--- MATERIAL TO PROCESS ---
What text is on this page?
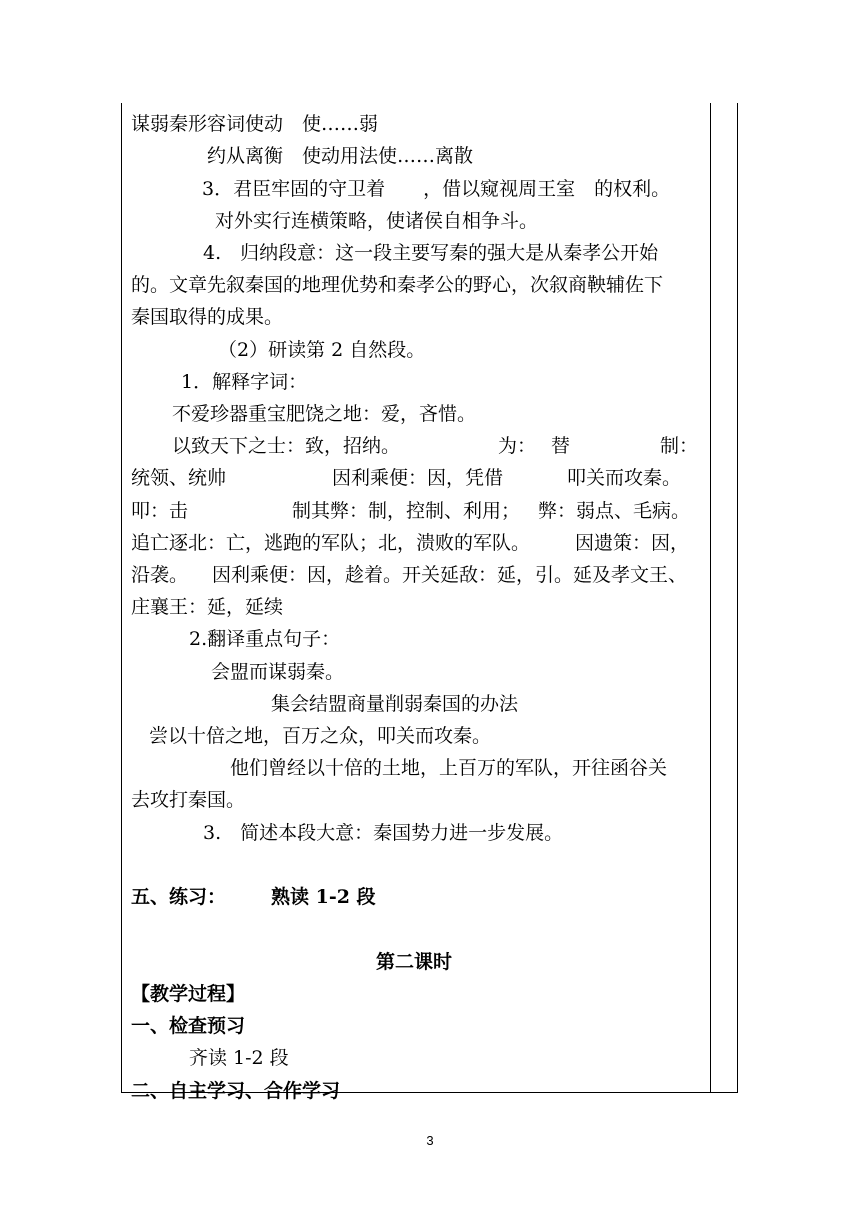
谋弱秦形容词使动　使……弱
约从离衡　使动用法使……离散
3．君臣牢固的守卫着　　，借以窥视周王室　的权利。
对外实行连横策略，使诸侯自相争斗。
4.　归纳段意：这一段主要写秦的强大是从秦孝公开始
的。文章先叙秦国的地理优势和秦孝公的野心，次叙商鞅辅佐下
秦国取得的成果。
（2）研读第 2 自然段。
1．解释字词：
不爱珍器重宝肥饶之地：爱，吝惜。
以致天下之士：致，招纳。	为： 替	制：
统领、统帅	因利乘便：因，凭借	叩关而攻秦。
叩：击	制其弊：制，控制、利用； 弊：弱点、毛病。
追亡逐北：亡，逃跑的军队；北，溃败的军队。 因遗策：因，
沿袭。 因利乘便：因，趁着。开关延敌：延，引。延及孝文王、
庄襄王：延，延续
2.翻译重点句子：
会盟而谋弱秦。
集会结盟商量削弱秦国的办法
尝以十倍之地，百万之众，叩关而攻秦。
他们曾经以十倍的土地，上百万的军队，开往函谷关
去攻打秦国。
3.　简述本段大意：秦国势力进一步发展。
五、练习： 熟读 1-2 段
第二课时
【教学过程】
一、检查预习
齐读 1-2 段
二、自主学习、合作学习
3
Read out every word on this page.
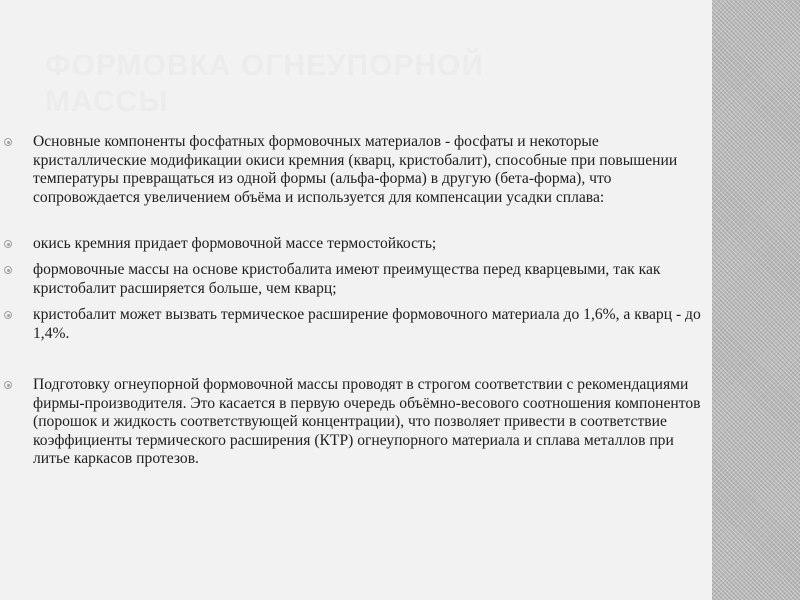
ФОРМОВКА ОГНЕУПОРНОЙ МАССЫ
Основные компоненты фосфатных формовочных материалов - фосфаты и некоторые кристаллические модификации окиси кремния (кварц, кристобалит), способные при повышении температуры превращаться из одной формы (альфа-форма) в другую (бета-форма), что сопровождается увеличением объёма и используется для компенсации усадки сплава:
окись кремния придает формовочной массе термостойкость;
формовочные массы на основе кристобалита имеют преимущества перед кварцевыми, так как кристобалит расширяется больше, чем кварц;
кристобалит может вызвать термическое расширение формовочного материала до 1,6%, а кварц - до 1,4%.
Подготовку огнеупорной формовочной массы проводят в строгом соответствии с рекомендациями фирмы-производителя. Это касается в первую очередь объёмно-весового соотношения компонентов (порошок и жидкость соответствующей концентрации), что позволяет привести в соответствие коэффициенты термического расширения (КТР) огнеупорного материала и сплава металлов при литье каркасов протезов.
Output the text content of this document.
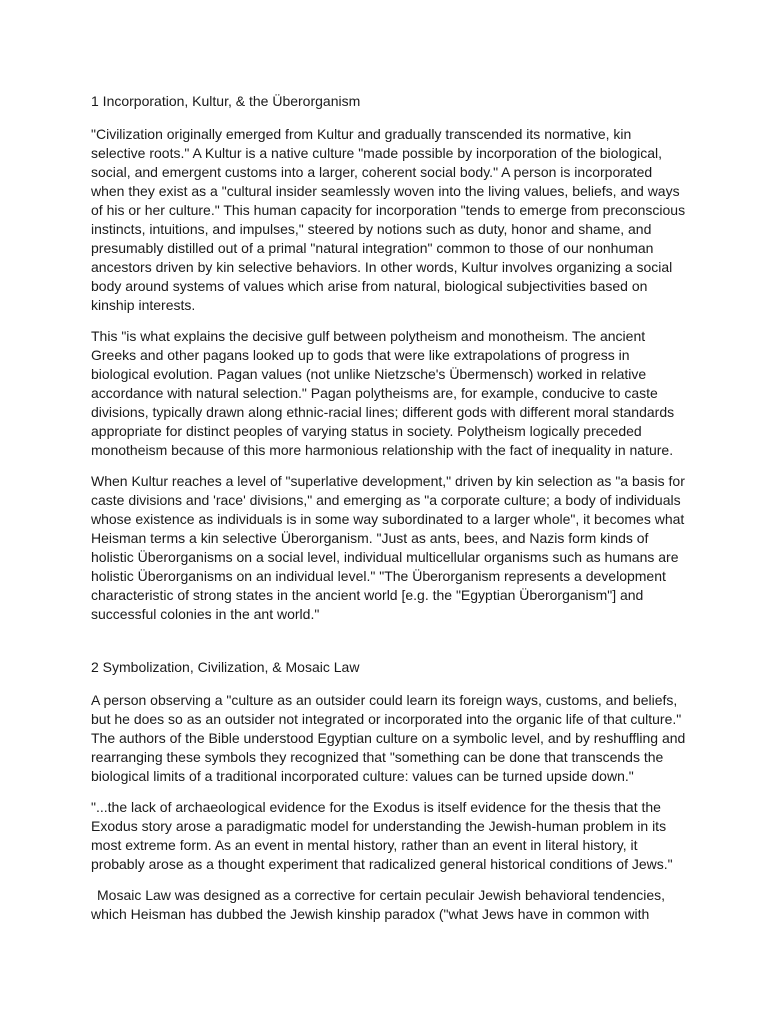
1 Incorporation, Kultur, & the Überorganism
"Civilization originally emerged from Kultur and gradually transcended its normative, kin
selective roots." A Kultur is a native culture "made possible by incorporation of the biological,
social, and emergent customs into a larger, coherent social body." A person is incorporated
when they exist as a "cultural insider seamlessly woven into the living values, beliefs, and ways
of his or her culture." This human capacity for incorporation "tends to emerge from preconscious
instincts, intuitions, and impulses," steered by notions such as duty, honor and shame, and
presumably distilled out of a primal "natural integration" common to those of our nonhuman
ancestors driven by kin selective behaviors. In other words, Kultur involves organizing a social
body around systems of values which arise from natural, biological subjectivities based on
kinship interests.
This "is what explains the decisive gulf between polytheism and monotheism. The ancient
Greeks and other pagans looked up to gods that were like extrapolations of progress in
biological evolution. Pagan values (not unlike Nietzsche's Übermensch) worked in relative
accordance with natural selection." Pagan polytheisms are, for example, conducive to caste
divisions, typically drawn along ethnic-racial lines; different gods with different moral standards
appropriate for distinct peoples of varying status in society. Polytheism logically preceded
monotheism because of this more harmonious relationship with the fact of inequality in nature.
When Kultur reaches a level of "superlative development," driven by kin selection as "a basis for
caste divisions and 'race' divisions," and emerging as "a corporate culture; a body of individuals
whose existence as individuals is in some way subordinated to a larger whole", it becomes what
Heisman terms a kin selective Überorganism. "Just as ants, bees, and Nazis form kinds of
holistic Überorganisms on a social level, individual multicellular organisms such as humans are
holistic Überorganisms on an individual level." "The Überorganism represents a development
characteristic of strong states in the ancient world [e.g. the "Egyptian Überorganism"] and
successful colonies in the ant world."
2 Symbolization, Civilization, & Mosaic Law
A person observing a "culture as an outsider could learn its foreign ways, customs, and beliefs,
but he does so as an outsider not integrated or incorporated into the organic life of that culture."
The authors of the Bible understood Egyptian culture on a symbolic level, and by reshuffling and
rearranging these symbols they recognized that "something can be done that transcends the
biological limits of a traditional incorporated culture: values can be turned upside down."
"...the lack of archaeological evidence for the Exodus is itself evidence for the thesis that the
Exodus story arose a paradigmatic model for understanding the Jewish-human problem in its
most extreme form. As an event in mental history, rather than an event in literal history, it
probably arose as a thought experiment that radicalized general historical conditions of Jews."
Mosaic Law was designed as a corrective for certain peculair Jewish behavioral tendencies,
which Heisman has dubbed the Jewish kinship paradox ("what Jews have in common with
---
• SHORT EXERCISE: Which lines in the listing above hold the word "selective"? Show each of them.

• COMPLETED TASK:
selective roots." A Kultur is a native culture "made possible by incorporation of the biological,
ancestors driven by kin selective behaviors. In other words, Kultur involves organizing a social
Heisman terms a kin selective Überorganism. "Just as ants, bees, and Nazis form kinds of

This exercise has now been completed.